== Supplied entries ==

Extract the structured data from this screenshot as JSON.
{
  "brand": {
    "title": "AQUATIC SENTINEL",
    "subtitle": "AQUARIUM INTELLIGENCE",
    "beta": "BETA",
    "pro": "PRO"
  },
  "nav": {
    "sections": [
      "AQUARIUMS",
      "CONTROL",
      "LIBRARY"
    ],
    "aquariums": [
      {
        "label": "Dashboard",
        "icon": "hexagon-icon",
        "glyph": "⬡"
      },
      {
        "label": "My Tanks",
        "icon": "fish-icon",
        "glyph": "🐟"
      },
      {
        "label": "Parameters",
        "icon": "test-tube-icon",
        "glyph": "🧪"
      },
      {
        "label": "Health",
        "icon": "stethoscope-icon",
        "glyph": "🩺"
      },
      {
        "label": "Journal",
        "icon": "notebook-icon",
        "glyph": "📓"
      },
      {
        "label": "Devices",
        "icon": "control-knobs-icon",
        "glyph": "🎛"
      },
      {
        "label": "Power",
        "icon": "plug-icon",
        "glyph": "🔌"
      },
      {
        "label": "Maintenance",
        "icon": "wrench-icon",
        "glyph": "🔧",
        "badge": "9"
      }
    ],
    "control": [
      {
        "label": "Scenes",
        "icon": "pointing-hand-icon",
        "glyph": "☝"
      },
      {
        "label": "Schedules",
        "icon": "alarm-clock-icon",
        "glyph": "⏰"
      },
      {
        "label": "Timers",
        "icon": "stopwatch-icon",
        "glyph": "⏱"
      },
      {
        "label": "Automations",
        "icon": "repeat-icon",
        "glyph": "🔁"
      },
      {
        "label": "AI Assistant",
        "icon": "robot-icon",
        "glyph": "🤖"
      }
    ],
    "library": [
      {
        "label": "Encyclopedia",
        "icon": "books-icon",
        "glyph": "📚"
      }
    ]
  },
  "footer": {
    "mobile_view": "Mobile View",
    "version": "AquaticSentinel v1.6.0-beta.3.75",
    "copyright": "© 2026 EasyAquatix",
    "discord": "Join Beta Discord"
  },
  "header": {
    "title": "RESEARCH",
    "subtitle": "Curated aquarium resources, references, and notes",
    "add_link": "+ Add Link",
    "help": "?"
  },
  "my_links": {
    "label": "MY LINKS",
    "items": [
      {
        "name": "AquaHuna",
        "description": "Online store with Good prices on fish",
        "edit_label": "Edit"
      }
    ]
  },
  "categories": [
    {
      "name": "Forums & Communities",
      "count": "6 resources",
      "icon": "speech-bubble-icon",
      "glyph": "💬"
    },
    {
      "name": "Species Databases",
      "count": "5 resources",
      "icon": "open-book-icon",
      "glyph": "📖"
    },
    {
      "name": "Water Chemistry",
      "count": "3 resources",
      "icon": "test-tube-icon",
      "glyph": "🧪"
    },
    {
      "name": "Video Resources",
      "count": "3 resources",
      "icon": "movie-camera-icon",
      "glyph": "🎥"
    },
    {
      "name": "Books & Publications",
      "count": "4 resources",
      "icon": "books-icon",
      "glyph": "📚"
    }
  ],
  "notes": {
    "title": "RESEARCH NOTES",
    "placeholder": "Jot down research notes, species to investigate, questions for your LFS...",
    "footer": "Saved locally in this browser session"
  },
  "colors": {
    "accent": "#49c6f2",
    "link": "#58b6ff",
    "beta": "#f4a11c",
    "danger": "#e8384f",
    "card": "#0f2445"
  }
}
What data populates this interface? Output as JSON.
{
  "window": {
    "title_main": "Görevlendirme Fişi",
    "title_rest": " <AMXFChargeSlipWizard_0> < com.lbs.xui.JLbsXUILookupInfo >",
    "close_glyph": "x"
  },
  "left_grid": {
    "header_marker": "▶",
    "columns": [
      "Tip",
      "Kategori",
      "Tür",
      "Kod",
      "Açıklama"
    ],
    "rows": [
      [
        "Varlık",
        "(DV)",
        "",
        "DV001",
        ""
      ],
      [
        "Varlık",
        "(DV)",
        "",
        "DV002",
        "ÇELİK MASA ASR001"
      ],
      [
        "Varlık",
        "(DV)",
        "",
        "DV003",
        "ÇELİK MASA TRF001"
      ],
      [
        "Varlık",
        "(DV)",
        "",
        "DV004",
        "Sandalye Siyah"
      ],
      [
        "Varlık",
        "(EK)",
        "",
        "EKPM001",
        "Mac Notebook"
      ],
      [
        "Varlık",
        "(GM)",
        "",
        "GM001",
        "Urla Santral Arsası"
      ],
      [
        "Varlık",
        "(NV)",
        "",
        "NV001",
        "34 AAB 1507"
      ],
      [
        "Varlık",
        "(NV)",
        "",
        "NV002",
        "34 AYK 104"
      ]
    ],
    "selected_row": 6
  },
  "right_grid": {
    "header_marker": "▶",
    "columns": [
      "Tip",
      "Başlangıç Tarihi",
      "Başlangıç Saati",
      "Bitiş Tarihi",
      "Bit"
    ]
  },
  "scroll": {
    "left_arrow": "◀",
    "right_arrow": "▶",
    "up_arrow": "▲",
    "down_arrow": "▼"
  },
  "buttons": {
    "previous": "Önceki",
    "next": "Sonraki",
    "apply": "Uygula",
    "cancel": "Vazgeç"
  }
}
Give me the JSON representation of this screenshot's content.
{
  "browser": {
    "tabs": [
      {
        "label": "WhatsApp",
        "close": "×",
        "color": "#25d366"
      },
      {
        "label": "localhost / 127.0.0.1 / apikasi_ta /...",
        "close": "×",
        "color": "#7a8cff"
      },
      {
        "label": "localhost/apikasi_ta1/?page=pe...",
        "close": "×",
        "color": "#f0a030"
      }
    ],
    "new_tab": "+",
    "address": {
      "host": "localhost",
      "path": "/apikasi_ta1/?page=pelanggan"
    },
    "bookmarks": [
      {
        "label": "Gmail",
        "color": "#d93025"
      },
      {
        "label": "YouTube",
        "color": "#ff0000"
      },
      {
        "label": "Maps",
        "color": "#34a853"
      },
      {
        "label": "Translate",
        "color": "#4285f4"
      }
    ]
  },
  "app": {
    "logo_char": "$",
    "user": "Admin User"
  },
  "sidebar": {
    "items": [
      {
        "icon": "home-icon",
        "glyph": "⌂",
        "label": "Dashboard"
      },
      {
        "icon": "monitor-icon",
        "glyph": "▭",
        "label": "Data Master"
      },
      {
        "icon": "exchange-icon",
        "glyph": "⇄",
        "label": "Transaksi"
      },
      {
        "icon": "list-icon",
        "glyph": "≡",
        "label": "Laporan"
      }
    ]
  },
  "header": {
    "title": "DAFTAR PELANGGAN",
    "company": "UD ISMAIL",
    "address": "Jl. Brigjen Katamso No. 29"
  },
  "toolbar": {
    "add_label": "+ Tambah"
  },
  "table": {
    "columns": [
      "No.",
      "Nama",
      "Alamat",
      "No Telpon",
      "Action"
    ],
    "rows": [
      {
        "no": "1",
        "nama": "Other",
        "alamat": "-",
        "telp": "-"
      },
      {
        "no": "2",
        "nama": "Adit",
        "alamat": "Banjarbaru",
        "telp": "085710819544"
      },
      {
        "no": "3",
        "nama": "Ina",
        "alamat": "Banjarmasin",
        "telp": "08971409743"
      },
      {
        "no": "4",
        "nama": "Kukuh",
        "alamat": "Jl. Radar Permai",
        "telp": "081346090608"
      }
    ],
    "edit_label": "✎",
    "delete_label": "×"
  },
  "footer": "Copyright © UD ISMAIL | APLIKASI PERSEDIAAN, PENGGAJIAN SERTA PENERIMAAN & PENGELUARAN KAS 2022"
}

===

What is expected:
Write out every record verbatim.

Result of this task:
Extract the structured data from this screenshot as JSON.
{
  "brand": {
    "title": "AQUATIC SENTINEL",
    "subtitle": "AQUARIUM INTELLIGENCE",
    "beta": "BETA",
    "pro": "PRO"
  },
  "nav": {
    "sections": [
      "AQUARIUMS",
      "CONTROL",
      "LIBRARY"
    ],
    "aquariums": [
      {
        "label": "Dashboard",
        "icon": "hexagon-icon",
        "glyph": "⬡"
      },
      {
        "label": "My Tanks",
        "icon": "fish-icon",
        "glyph": "🐟"
      },
      {
        "label": "Parameters",
        "icon": "test-tube-icon",
        "glyph": "🧪"
      },
      {
        "label": "Health",
        "icon": "stethoscope-icon",
        "glyph": "🩺"
      },
      {
        "label": "Journal",
        "icon": "notebook-icon",
        "glyph": "📓"
      },
      {
        "label": "Devices",
        "icon": "control-knobs-icon",
        "glyph": "🎛"
      },
      {
        "label": "Power",
        "icon": "plug-icon",
        "glyph": "🔌"
      },
      {
        "label": "Maintenance",
        "icon": "wrench-icon",
        "glyph": "🔧",
        "badge": "9"
      }
    ],
    "control": [
      {
        "label": "Scenes",
        "icon": "pointing-hand-icon",
        "glyph": "☝"
      },
      {
        "label": "Schedules",
        "icon": "alarm-clock-icon",
        "glyph": "⏰"
      },
      {
        "label": "Timers",
        "icon": "stopwatch-icon",
        "glyph": "⏱"
      },
      {
        "label": "Automations",
        "icon": "repeat-icon",
        "glyph": "🔁"
      },
      {
        "label": "AI Assistant",
        "icon": "robot-icon",
        "glyph": "🤖"
      }
    ],
    "library": [
      {
        "label": "Encyclopedia",
        "icon": "books-icon",
        "glyph": "📚"
      }
    ]
  },
  "footer": {
    "mobile_view": "Mobile View",
    "version": "AquaticSentinel v1.6.0-beta.3.75",
    "copyright": "© 2026 EasyAquatix",
    "discord": "Join Beta Discord"
  },
  "header": {
    "title": "RESEARCH",
    "subtitle": "Curated aquarium resources, references, and notes",
    "add_link": "+ Add Link",
    "help": "?"
  },
  "my_links": {
    "label": "MY LINKS",
    "items": [
      {
        "name": "AquaHuna",
        "description": "Online store with Good prices on fish",
        "edit_label": "Edit"
      }
    ]
  },
  "categories": [
    {
      "name": "Forums & Communities",
      "count": "6 resources",
      "icon": "speech-bubble-icon",
      "glyph": "💬"
    },
    {
      "name": "Species Databases",
      "count": "5 resources",
      "icon": "open-book-icon",
      "glyph": "📖"
    },
    {
      "name": "Water Chemistry",
      "count": "3 resources",
      "icon": "test-tube-icon",
      "glyph": "🧪"
    },
    {
      "name": "Video Resources",
      "count": "3 resources",
      "icon": "movie-camera-icon",
      "glyph": "🎥"
    },
    {
      "name": "Books & Publications",
      "count": "4 resources",
      "icon": "books-icon",
      "glyph": "📚"
    }
  ],
  "notes": {
    "title": "RESEARCH NOTES",
    "placeholder": "Jot down research notes, species to investigate, questions for your LFS...",
    "footer": "Saved locally in this browser session"
  },
  "colors": {
    "accent": "#49c6f2",
    "link": "#58b6ff",
    "beta": "#f4a11c",
    "danger": "#e8384f",
    "card": "#0f2445"
  }
}
What data populates this interface? Output as JSON.
{
  "window": {
    "title_main": "Görevlendirme Fişi",
    "title_rest": " <AMXFChargeSlipWizard_0> < com.lbs.xui.JLbsXUILookupInfo >",
    "close_glyph": "x"
  },
  "left_grid": {
    "header_marker": "▶",
    "columns": [
      "Tip",
      "Kategori",
      "Tür",
      "Kod",
      "Açıklama"
    ],
    "rows": [
      [
        "Varlık",
        "(DV)",
        "",
        "DV001",
        ""
      ],
      [
        "Varlık",
        "(DV)",
        "",
        "DV002",
        "ÇELİK MASA ASR001"
      ],
      [
        "Varlık",
        "(DV)",
        "",
        "DV003",
        "ÇELİK MASA TRF001"
      ],
      [
        "Varlık",
        "(DV)",
        "",
        "DV004",
        "Sandalye Siyah"
      ],
      [
        "Varlık",
        "(EK)",
        "",
        "EKPM001",
        "Mac Notebook"
      ],
      [
        "Varlık",
        "(GM)",
        "",
        "GM001",
        "Urla Santral Arsası"
      ],
      [
        "Varlık",
        "(NV)",
        "",
        "NV001",
        "34 AAB 1507"
      ],
      [
        "Varlık",
        "(NV)",
        "",
        "NV002",
        "34 AYK 104"
      ]
    ],
    "selected_row": 6
  },
  "right_grid": {
    "header_marker": "▶",
    "columns": [
      "Tip",
      "Başlangıç Tarihi",
      "Başlangıç Saati",
      "Bitiş Tarihi",
      "Bit"
    ]
  },
  "scroll": {
    "left_arrow": "◀",
    "right_arrow": "▶",
    "up_arrow": "▲",
    "down_arrow": "▼"
  },
  "buttons": {
    "previous": "Önceki",
    "next": "Sonraki",
    "apply": "Uygula",
    "cancel": "Vazgeç"
  }
}
Give me the JSON representation of this screenshot's content.
{
  "browser": {
    "tabs": [
      {
        "label": "WhatsApp",
        "close": "×",
        "color": "#25d366"
      },
      {
        "label": "localhost / 127.0.0.1 / apikasi_ta /...",
        "close": "×",
        "color": "#7a8cff"
      },
      {
        "label": "localhost/apikasi_ta1/?page=pe...",
        "close": "×",
        "color": "#f0a030"
      }
    ],
    "new_tab": "+",
    "address": {
      "host": "localhost",
      "path": "/apikasi_ta1/?page=pelanggan"
    },
    "bookmarks": [
      {
        "label": "Gmail",
        "color": "#d93025"
      },
      {
        "label": "YouTube",
        "color": "#ff0000"
      },
      {
        "label": "Maps",
        "color": "#34a853"
      },
      {
        "label": "Translate",
        "color": "#4285f4"
      }
    ]
  },
  "app": {
    "logo_char": "$",
    "user": "Admin User"
  },
  "sidebar": {
    "items": [
      {
        "icon": "home-icon",
        "glyph": "⌂",
        "label": "Dashboard"
      },
      {
        "icon": "monitor-icon",
        "glyph": "▭",
        "label": "Data Master"
      },
      {
        "icon": "exchange-icon",
        "glyph": "⇄",
        "label": "Transaksi"
      },
      {
        "icon": "list-icon",
        "glyph": "≡",
        "label": "Laporan"
      }
    ]
  },
  "header": {
    "title": "DAFTAR PELANGGAN",
    "company": "UD ISMAIL",
    "address": "Jl. Brigjen Katamso No. 29"
  },
  "toolbar": {
    "add_label": "+ Tambah"
  },
  "table": {
    "columns": [
      "No.",
      "Nama",
      "Alamat",
      "No Telpon",
      "Action"
    ],
    "rows": [
      {
        "no": "1",
        "nama": "Other",
        "alamat": "-",
        "telp": "-"
      },
      {
        "no": "2",
        "nama": "Adit",
        "alamat": "Banjarbaru",
        "telp": "085710819544"
      },
      {
        "no": "3",
        "nama": "Ina",
        "alamat": "Banjarmasin",
        "telp": "08971409743"
      },
      {
        "no": "4",
        "nama": "Kukuh",
        "alamat": "Jl. Radar Permai",
        "telp": "081346090608"
      }
    ],
    "edit_label": "✎",
    "delete_label": "×"
  },
  "footer": "Copyright © UD ISMAIL | APLIKASI PERSEDIAAN, PENGGAJIAN SERTA PENERIMAAN & PENGELUARAN KAS 2022"
}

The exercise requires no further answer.